GIVEN TASK: All entries should be output exactly as they stand.

(Data entries)
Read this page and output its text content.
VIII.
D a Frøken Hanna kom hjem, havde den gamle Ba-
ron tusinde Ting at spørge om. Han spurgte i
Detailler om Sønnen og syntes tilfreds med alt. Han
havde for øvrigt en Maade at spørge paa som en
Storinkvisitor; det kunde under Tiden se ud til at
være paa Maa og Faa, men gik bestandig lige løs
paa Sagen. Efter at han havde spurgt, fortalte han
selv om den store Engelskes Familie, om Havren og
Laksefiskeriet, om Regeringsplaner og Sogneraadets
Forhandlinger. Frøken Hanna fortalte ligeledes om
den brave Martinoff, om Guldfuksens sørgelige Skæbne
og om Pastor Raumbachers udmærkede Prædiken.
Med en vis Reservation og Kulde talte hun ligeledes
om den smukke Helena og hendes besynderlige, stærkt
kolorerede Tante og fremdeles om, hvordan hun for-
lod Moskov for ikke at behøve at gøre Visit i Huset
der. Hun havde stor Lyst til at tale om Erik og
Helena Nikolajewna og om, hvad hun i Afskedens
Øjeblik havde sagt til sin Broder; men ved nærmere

TASK ANSWER:
Read this page and output its text content.
VIII.
D a Frøken Hanna kom hjem, havde den gamle Ba-
ron tusinde Ting at spørge om. Han spurgte i
Detailler om Sønnen og syntes tilfreds med alt. Han
havde for øvrigt en Maade at spørge paa som en
Storinkvisitor; det kunde under Tiden se ud til at
være paa Maa og Faa, men gik bestandig lige løs
paa Sagen. Efter at han havde spurgt, fortalte han
selv om den store Engelskes Familie, om Havren og
Laksefiskeriet, om Regeringsplaner og Sogneraadets
Forhandlinger. Frøken Hanna fortalte ligeledes om
den brave Martinoff, om Guldfuksens sørgelige Skæbne
og om Pastor Raumbachers udmærkede Prædiken.
Med en vis Reservation og Kulde talte hun ligeledes
om den smukke Helena og hendes besynderlige, stærkt
kolorerede Tante og fremdeles om, hvordan hun for-
lod Moskov for ikke at behøve at gøre Visit i Huset
der. Hun havde stor Lyst til at tale om Erik og
Helena Nikolajewna og om, hvad hun i Afskedens
Øjeblik havde sagt til sin Broder; men ved nærmere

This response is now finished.